─── EXCERPTED DATA ───

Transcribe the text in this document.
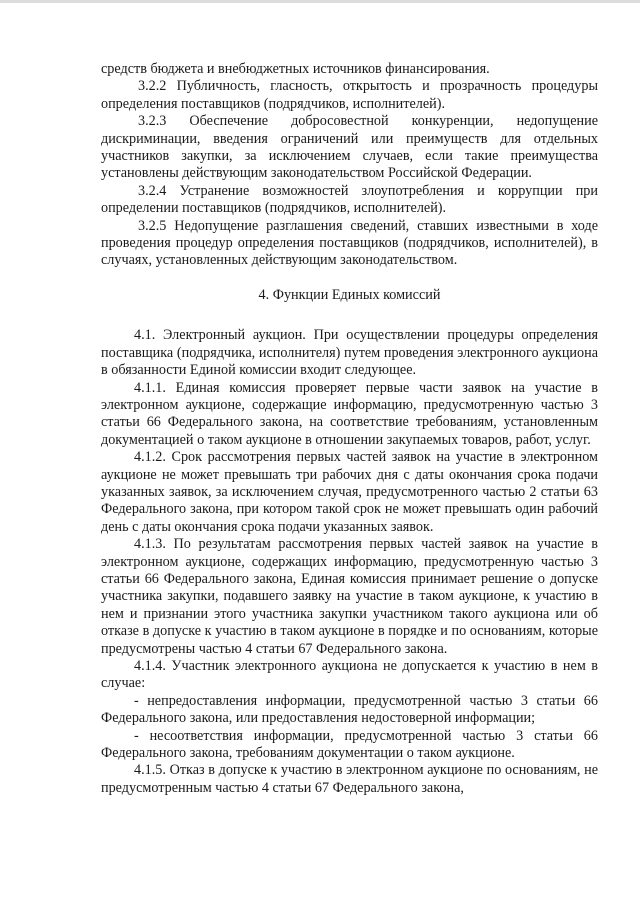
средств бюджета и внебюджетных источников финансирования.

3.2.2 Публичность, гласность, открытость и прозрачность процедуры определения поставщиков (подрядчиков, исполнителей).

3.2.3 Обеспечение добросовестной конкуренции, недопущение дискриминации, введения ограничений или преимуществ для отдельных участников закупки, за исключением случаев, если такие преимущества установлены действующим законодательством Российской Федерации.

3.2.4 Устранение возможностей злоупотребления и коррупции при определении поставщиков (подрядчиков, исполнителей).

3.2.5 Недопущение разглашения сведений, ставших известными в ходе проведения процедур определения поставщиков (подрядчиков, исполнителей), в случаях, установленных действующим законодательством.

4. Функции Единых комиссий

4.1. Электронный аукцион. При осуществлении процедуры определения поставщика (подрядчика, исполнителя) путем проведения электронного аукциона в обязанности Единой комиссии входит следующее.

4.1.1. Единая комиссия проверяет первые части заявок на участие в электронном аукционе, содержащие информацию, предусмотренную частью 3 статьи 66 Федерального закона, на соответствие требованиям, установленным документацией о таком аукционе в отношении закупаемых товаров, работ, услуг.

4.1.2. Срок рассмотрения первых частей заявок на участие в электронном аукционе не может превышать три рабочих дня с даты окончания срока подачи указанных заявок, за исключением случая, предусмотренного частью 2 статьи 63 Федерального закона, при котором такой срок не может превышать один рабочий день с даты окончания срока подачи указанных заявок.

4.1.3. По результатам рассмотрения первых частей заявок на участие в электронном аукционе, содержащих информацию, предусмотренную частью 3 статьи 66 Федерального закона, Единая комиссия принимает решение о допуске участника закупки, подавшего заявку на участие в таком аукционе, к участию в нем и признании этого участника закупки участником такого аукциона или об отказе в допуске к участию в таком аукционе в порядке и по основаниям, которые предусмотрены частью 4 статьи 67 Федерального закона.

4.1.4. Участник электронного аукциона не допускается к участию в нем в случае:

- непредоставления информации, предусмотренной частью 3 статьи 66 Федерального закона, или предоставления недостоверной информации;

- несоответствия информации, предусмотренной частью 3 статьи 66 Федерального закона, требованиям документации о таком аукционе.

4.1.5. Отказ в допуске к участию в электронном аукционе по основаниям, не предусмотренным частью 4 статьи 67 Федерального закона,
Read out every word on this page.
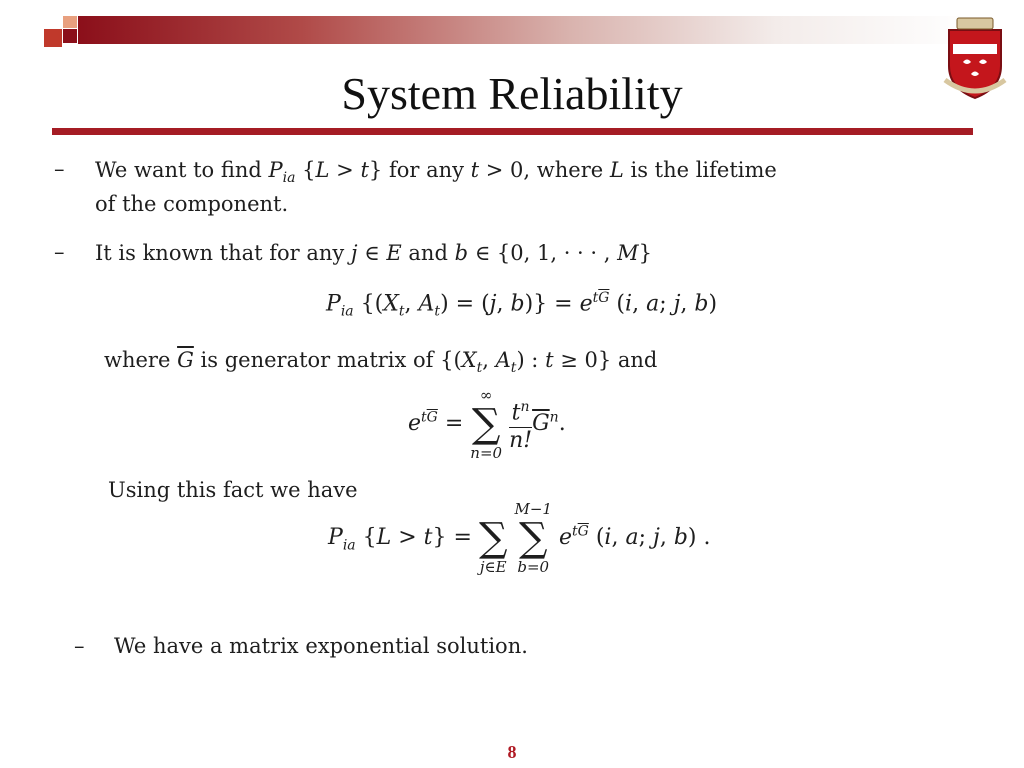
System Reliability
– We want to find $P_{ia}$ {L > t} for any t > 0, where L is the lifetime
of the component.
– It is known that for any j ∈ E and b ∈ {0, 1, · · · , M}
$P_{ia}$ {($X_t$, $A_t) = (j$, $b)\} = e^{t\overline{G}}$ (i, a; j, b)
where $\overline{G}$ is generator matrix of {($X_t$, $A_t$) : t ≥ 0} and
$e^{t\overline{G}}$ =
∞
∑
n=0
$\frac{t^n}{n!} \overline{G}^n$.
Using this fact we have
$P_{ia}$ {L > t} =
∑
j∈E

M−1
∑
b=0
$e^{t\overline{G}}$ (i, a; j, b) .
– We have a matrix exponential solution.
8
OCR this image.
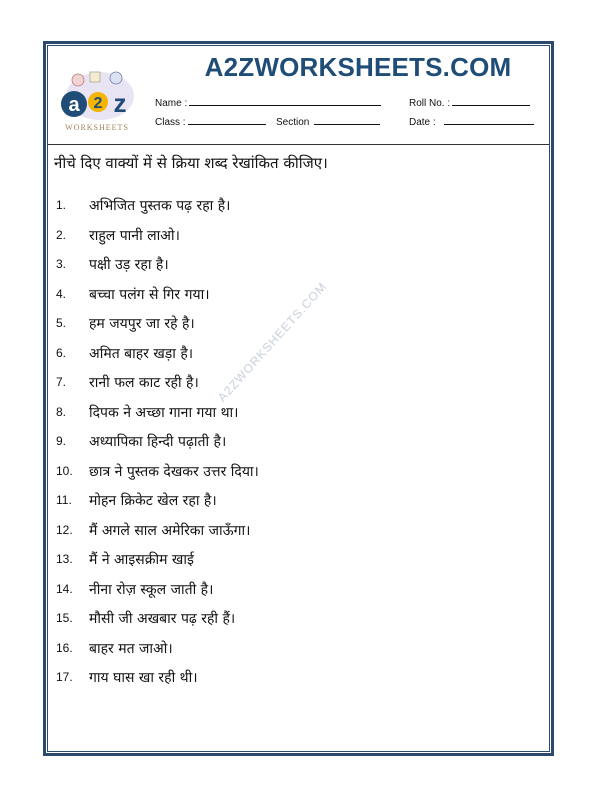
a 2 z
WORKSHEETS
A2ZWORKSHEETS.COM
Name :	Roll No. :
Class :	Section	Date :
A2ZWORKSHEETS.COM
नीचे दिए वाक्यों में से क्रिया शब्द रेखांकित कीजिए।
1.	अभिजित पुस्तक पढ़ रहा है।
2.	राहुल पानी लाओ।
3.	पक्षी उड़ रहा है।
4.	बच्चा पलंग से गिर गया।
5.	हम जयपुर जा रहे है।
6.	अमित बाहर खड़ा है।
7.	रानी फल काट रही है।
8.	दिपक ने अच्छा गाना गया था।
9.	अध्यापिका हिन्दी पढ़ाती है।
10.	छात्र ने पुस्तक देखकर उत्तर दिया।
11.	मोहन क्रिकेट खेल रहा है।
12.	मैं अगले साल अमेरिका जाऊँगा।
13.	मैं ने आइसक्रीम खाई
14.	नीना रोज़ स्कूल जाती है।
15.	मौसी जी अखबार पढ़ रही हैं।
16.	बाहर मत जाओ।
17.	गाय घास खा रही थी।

───

> SET EXERCISE
Return the lines of the records that include the string "предусмотренной".

> RESPONSE FOR THIS EXERCISE
- непредоставления информации, предусмотренной частью 3 статьи 66 Федерального закона, или предоставления недостоверной информации;
- несоответствия информации, предусмотренной частью 3 статьи 66 Федерального закона, требованиям документации о таком аукционе.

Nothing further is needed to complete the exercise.